## Start DATA SHOWN
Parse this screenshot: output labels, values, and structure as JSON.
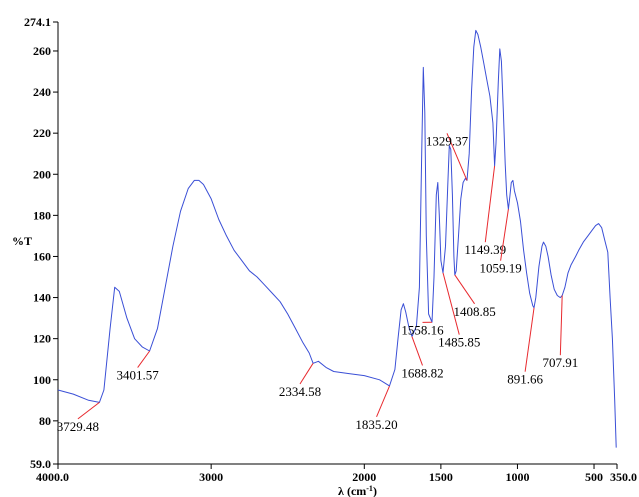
{
  "chart_data": {
    "type": "line",
    "ylabel": "%T",
    "xlabel": "λ (cm",
    "xlabel_sup": "-1",
    "xlabel_suffix": ")",
    "xlim": [
      4000.0,
      350.0
    ],
    "ylim": [
      59.0,
      274.1
    ],
    "x_ticks": [
      {
        "value": 4000,
        "label": "4000.0"
      },
      {
        "value": 3000,
        "label": "3000"
      },
      {
        "value": 2000,
        "label": "2000"
      },
      {
        "value": 1500,
        "label": "1500"
      },
      {
        "value": 1000,
        "label": "1000"
      },
      {
        "value": 500,
        "label": "500"
      },
      {
        "value": 350,
        "label": "350.0"
      }
    ],
    "y_ticks": [
      {
        "value": 59.0,
        "label": "59.0"
      },
      {
        "value": 80,
        "label": "80"
      },
      {
        "value": 100,
        "label": "100"
      },
      {
        "value": 120,
        "label": "120"
      },
      {
        "value": 140,
        "label": "140"
      },
      {
        "value": 160,
        "label": "160"
      },
      {
        "value": 180,
        "label": "180"
      },
      {
        "value": 200,
        "label": "200"
      },
      {
        "value": 220,
        "label": "220"
      },
      {
        "value": 240,
        "label": "240"
      },
      {
        "value": 260,
        "label": "260"
      },
      {
        "value": 274.1,
        "label": "274.1"
      }
    ],
    "series": [
      {
        "color": "#3a4fd6",
        "points": [
          [
            4000,
            95
          ],
          [
            3900,
            93
          ],
          [
            3800,
            90
          ],
          [
            3729.48,
            89
          ],
          [
            3700,
            95
          ],
          [
            3660,
            125
          ],
          [
            3630,
            145
          ],
          [
            3600,
            143
          ],
          [
            3550,
            130
          ],
          [
            3500,
            120
          ],
          [
            3450,
            116
          ],
          [
            3401.57,
            114
          ],
          [
            3350,
            125
          ],
          [
            3300,
            145
          ],
          [
            3250,
            165
          ],
          [
            3200,
            182
          ],
          [
            3150,
            193
          ],
          [
            3110,
            197
          ],
          [
            3080,
            197
          ],
          [
            3050,
            195
          ],
          [
            3000,
            188
          ],
          [
            2950,
            178
          ],
          [
            2900,
            170
          ],
          [
            2850,
            163
          ],
          [
            2800,
            158
          ],
          [
            2750,
            153
          ],
          [
            2700,
            150
          ],
          [
            2650,
            146
          ],
          [
            2600,
            142
          ],
          [
            2550,
            138
          ],
          [
            2500,
            132
          ],
          [
            2450,
            125
          ],
          [
            2400,
            118
          ],
          [
            2360,
            113
          ],
          [
            2334.58,
            108
          ],
          [
            2300,
            109
          ],
          [
            2250,
            106
          ],
          [
            2200,
            104
          ],
          [
            2100,
            103
          ],
          [
            2000,
            102
          ],
          [
            1900,
            100
          ],
          [
            1835.2,
            97
          ],
          [
            1800,
            105
          ],
          [
            1780,
            120
          ],
          [
            1760,
            134
          ],
          [
            1745,
            137
          ],
          [
            1730,
            133
          ],
          [
            1710,
            126
          ],
          [
            1688.82,
            121
          ],
          [
            1660,
            126
          ],
          [
            1640,
            145
          ],
          [
            1625,
            210
          ],
          [
            1615,
            252
          ],
          [
            1605,
            230
          ],
          [
            1595,
            170
          ],
          [
            1580,
            132
          ],
          [
            1558.16,
            128
          ],
          [
            1545,
            150
          ],
          [
            1530,
            190
          ],
          [
            1520,
            196
          ],
          [
            1510,
            180
          ],
          [
            1500,
            158
          ],
          [
            1485.85,
            152
          ],
          [
            1470,
            165
          ],
          [
            1455,
            195
          ],
          [
            1445,
            214
          ],
          [
            1435,
            212
          ],
          [
            1425,
            190
          ],
          [
            1415,
            160
          ],
          [
            1408.85,
            151
          ],
          [
            1400,
            153
          ],
          [
            1385,
            170
          ],
          [
            1370,
            188
          ],
          [
            1355,
            196
          ],
          [
            1340,
            198
          ],
          [
            1329.37,
            197
          ],
          [
            1315,
            210
          ],
          [
            1300,
            240
          ],
          [
            1285,
            262
          ],
          [
            1272,
            270
          ],
          [
            1258,
            268
          ],
          [
            1240,
            262
          ],
          [
            1220,
            254
          ],
          [
            1200,
            246
          ],
          [
            1180,
            238
          ],
          [
            1160,
            225
          ],
          [
            1149.39,
            204
          ],
          [
            1140,
            215
          ],
          [
            1125,
            245
          ],
          [
            1115,
            261
          ],
          [
            1105,
            255
          ],
          [
            1092,
            230
          ],
          [
            1080,
            205
          ],
          [
            1070,
            190
          ],
          [
            1059.19,
            183
          ],
          [
            1050,
            189
          ],
          [
            1040,
            196
          ],
          [
            1030,
            197
          ],
          [
            1020,
            192
          ],
          [
            1000,
            186
          ],
          [
            980,
            177
          ],
          [
            960,
            163
          ],
          [
            940,
            152
          ],
          [
            920,
            142
          ],
          [
            900,
            136
          ],
          [
            891.66,
            135
          ],
          [
            880,
            140
          ],
          [
            860,
            155
          ],
          [
            840,
            165
          ],
          [
            830,
            167
          ],
          [
            815,
            165
          ],
          [
            800,
            160
          ],
          [
            780,
            151
          ],
          [
            760,
            144
          ],
          [
            740,
            141
          ],
          [
            720,
            140
          ],
          [
            707.91,
            141
          ],
          [
            690,
            145
          ],
          [
            670,
            152
          ],
          [
            650,
            156
          ],
          [
            620,
            160
          ],
          [
            600,
            163
          ],
          [
            570,
            167
          ],
          [
            540,
            170
          ],
          [
            510,
            173
          ],
          [
            490,
            175
          ],
          [
            470,
            176
          ],
          [
            450,
            174
          ],
          [
            430,
            168
          ],
          [
            410,
            162
          ],
          [
            395,
            140
          ],
          [
            380,
            120
          ],
          [
            365,
            90
          ],
          [
            355,
            67
          ]
        ]
      }
    ],
    "annotations": [
      {
        "label": "3729.48",
        "x": 3729.48,
        "y": 89,
        "tx": 3870,
        "ty": 79
      },
      {
        "label": "3401.57",
        "x": 3401.57,
        "y": 114,
        "tx": 3480,
        "ty": 104
      },
      {
        "label": "2334.58",
        "x": 2334.58,
        "y": 108,
        "tx": 2420,
        "ty": 96
      },
      {
        "label": "1835.20",
        "x": 1835.2,
        "y": 97,
        "tx": 1920,
        "ty": 80
      },
      {
        "label": "1688.82",
        "x": 1688.82,
        "y": 121,
        "tx": 1620,
        "ty": 105
      },
      {
        "label": "1558.16",
        "x": 1558.16,
        "y": 128,
        "tx": 1620,
        "ty": 126
      },
      {
        "label": "1485.85",
        "x": 1485.85,
        "y": 152,
        "tx": 1380,
        "ty": 120
      },
      {
        "label": "1408.85",
        "x": 1408.85,
        "y": 151,
        "tx": 1280,
        "ty": 135
      },
      {
        "label": "1329.37",
        "x": 1329.37,
        "y": 197,
        "tx": 1460,
        "ty": 218
      },
      {
        "label": "1149.39",
        "x": 1149.39,
        "y": 204,
        "tx": 1210,
        "ty": 165
      },
      {
        "label": "1059.19",
        "x": 1059.19,
        "y": 183,
        "tx": 1110,
        "ty": 156
      },
      {
        "label": "891.66",
        "x": 891.66,
        "y": 135,
        "tx": 950,
        "ty": 102
      },
      {
        "label": "707.91",
        "x": 707.91,
        "y": 141,
        "tx": 720,
        "ty": 110
      }
    ]
  }
}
## End DATA SHOWN
Write out the whole listing exactly, and drop the pictures.

Parse this screenshot: output labels, values, and structure as JSON.
{
  "chart_data": {
    "type": "line",
    "ylabel": "%T",
    "xlabel": "λ (cm",
    "xlabel_sup": "-1",
    "xlabel_suffix": ")",
    "xlim": [
      4000.0,
      350.0
    ],
    "ylim": [
      59.0,
      274.1
    ],
    "x_ticks": [
      {
        "value": 4000,
        "label": "4000.0"
      },
      {
        "value": 3000,
        "label": "3000"
      },
      {
        "value": 2000,
        "label": "2000"
      },
      {
        "value": 1500,
        "label": "1500"
      },
      {
        "value": 1000,
        "label": "1000"
      },
      {
        "value": 500,
        "label": "500"
      },
      {
        "value": 350,
        "label": "350.0"
      }
    ],
    "y_ticks": [
      {
        "value": 59.0,
        "label": "59.0"
      },
      {
        "value": 80,
        "label": "80"
      },
      {
        "value": 100,
        "label": "100"
      },
      {
        "value": 120,
        "label": "120"
      },
      {
        "value": 140,
        "label": "140"
      },
      {
        "value": 160,
        "label": "160"
      },
      {
        "value": 180,
        "label": "180"
      },
      {
        "value": 200,
        "label": "200"
      },
      {
        "value": 220,
        "label": "220"
      },
      {
        "value": 240,
        "label": "240"
      },
      {
        "value": 260,
        "label": "260"
      },
      {
        "value": 274.1,
        "label": "274.1"
      }
    ],
    "series": [
      {
        "color": "#3a4fd6",
        "points": [
          [
            4000,
            95
          ],
          [
            3900,
            93
          ],
          [
            3800,
            90
          ],
          [
            3729.48,
            89
          ],
          [
            3700,
            95
          ],
          [
            3660,
            125
          ],
          [
            3630,
            145
          ],
          [
            3600,
            143
          ],
          [
            3550,
            130
          ],
          [
            3500,
            120
          ],
          [
            3450,
            116
          ],
          [
            3401.57,
            114
          ],
          [
            3350,
            125
          ],
          [
            3300,
            145
          ],
          [
            3250,
            165
          ],
          [
            3200,
            182
          ],
          [
            3150,
            193
          ],
          [
            3110,
            197
          ],
          [
            3080,
            197
          ],
          [
            3050,
            195
          ],
          [
            3000,
            188
          ],
          [
            2950,
            178
          ],
          [
            2900,
            170
          ],
          [
            2850,
            163
          ],
          [
            2800,
            158
          ],
          [
            2750,
            153
          ],
          [
            2700,
            150
          ],
          [
            2650,
            146
          ],
          [
            2600,
            142
          ],
          [
            2550,
            138
          ],
          [
            2500,
            132
          ],
          [
            2450,
            125
          ],
          [
            2400,
            118
          ],
          [
            2360,
            113
          ],
          [
            2334.58,
            108
          ],
          [
            2300,
            109
          ],
          [
            2250,
            106
          ],
          [
            2200,
            104
          ],
          [
            2100,
            103
          ],
          [
            2000,
            102
          ],
          [
            1900,
            100
          ],
          [
            1835.2,
            97
          ],
          [
            1800,
            105
          ],
          [
            1780,
            120
          ],
          [
            1760,
            134
          ],
          [
            1745,
            137
          ],
          [
            1730,
            133
          ],
          [
            1710,
            126
          ],
          [
            1688.82,
            121
          ],
          [
            1660,
            126
          ],
          [
            1640,
            145
          ],
          [
            1625,
            210
          ],
          [
            1615,
            252
          ],
          [
            1605,
            230
          ],
          [
            1595,
            170
          ],
          [
            1580,
            132
          ],
          [
            1558.16,
            128
          ],
          [
            1545,
            150
          ],
          [
            1530,
            190
          ],
          [
            1520,
            196
          ],
          [
            1510,
            180
          ],
          [
            1500,
            158
          ],
          [
            1485.85,
            152
          ],
          [
            1470,
            165
          ],
          [
            1455,
            195
          ],
          [
            1445,
            214
          ],
          [
            1435,
            212
          ],
          [
            1425,
            190
          ],
          [
            1415,
            160
          ],
          [
            1408.85,
            151
          ],
          [
            1400,
            153
          ],
          [
            1385,
            170
          ],
          [
            1370,
            188
          ],
          [
            1355,
            196
          ],
          [
            1340,
            198
          ],
          [
            1329.37,
            197
          ],
          [
            1315,
            210
          ],
          [
            1300,
            240
          ],
          [
            1285,
            262
          ],
          [
            1272,
            270
          ],
          [
            1258,
            268
          ],
          [
            1240,
            262
          ],
          [
            1220,
            254
          ],
          [
            1200,
            246
          ],
          [
            1180,
            238
          ],
          [
            1160,
            225
          ],
          [
            1149.39,
            204
          ],
          [
            1140,
            215
          ],
          [
            1125,
            245
          ],
          [
            1115,
            261
          ],
          [
            1105,
            255
          ],
          [
            1092,
            230
          ],
          [
            1080,
            205
          ],
          [
            1070,
            190
          ],
          [
            1059.19,
            183
          ],
          [
            1050,
            189
          ],
          [
            1040,
            196
          ],
          [
            1030,
            197
          ],
          [
            1020,
            192
          ],
          [
            1000,
            186
          ],
          [
            980,
            177
          ],
          [
            960,
            163
          ],
          [
            940,
            152
          ],
          [
            920,
            142
          ],
          [
            900,
            136
          ],
          [
            891.66,
            135
          ],
          [
            880,
            140
          ],
          [
            860,
            155
          ],
          [
            840,
            165
          ],
          [
            830,
            167
          ],
          [
            815,
            165
          ],
          [
            800,
            160
          ],
          [
            780,
            151
          ],
          [
            760,
            144
          ],
          [
            740,
            141
          ],
          [
            720,
            140
          ],
          [
            707.91,
            141
          ],
          [
            690,
            145
          ],
          [
            670,
            152
          ],
          [
            650,
            156
          ],
          [
            620,
            160
          ],
          [
            600,
            163
          ],
          [
            570,
            167
          ],
          [
            540,
            170
          ],
          [
            510,
            173
          ],
          [
            490,
            175
          ],
          [
            470,
            176
          ],
          [
            450,
            174
          ],
          [
            430,
            168
          ],
          [
            410,
            162
          ],
          [
            395,
            140
          ],
          [
            380,
            120
          ],
          [
            365,
            90
          ],
          [
            355,
            67
          ]
        ]
      }
    ],
    "annotations": [
      {
        "label": "3729.48",
        "x": 3729.48,
        "y": 89,
        "tx": 3870,
        "ty": 79
      },
      {
        "label": "3401.57",
        "x": 3401.57,
        "y": 114,
        "tx": 3480,
        "ty": 104
      },
      {
        "label": "2334.58",
        "x": 2334.58,
        "y": 108,
        "tx": 2420,
        "ty": 96
      },
      {
        "label": "1835.20",
        "x": 1835.2,
        "y": 97,
        "tx": 1920,
        "ty": 80
      },
      {
        "label": "1688.82",
        "x": 1688.82,
        "y": 121,
        "tx": 1620,
        "ty": 105
      },
      {
        "label": "1558.16",
        "x": 1558.16,
        "y": 128,
        "tx": 1620,
        "ty": 126
      },
      {
        "label": "1485.85",
        "x": 1485.85,
        "y": 152,
        "tx": 1380,
        "ty": 120
      },
      {
        "label": "1408.85",
        "x": 1408.85,
        "y": 151,
        "tx": 1280,
        "ty": 135
      },
      {
        "label": "1329.37",
        "x": 1329.37,
        "y": 197,
        "tx": 1460,
        "ty": 218
      },
      {
        "label": "1149.39",
        "x": 1149.39,
        "y": 204,
        "tx": 1210,
        "ty": 165
      },
      {
        "label": "1059.19",
        "x": 1059.19,
        "y": 183,
        "tx": 1110,
        "ty": 156
      },
      {
        "label": "891.66",
        "x": 891.66,
        "y": 135,
        "tx": 950,
        "ty": 102
      },
      {
        "label": "707.91",
        "x": 707.91,
        "y": 141,
        "tx": 720,
        "ty": 110
      }
    ]
  }
}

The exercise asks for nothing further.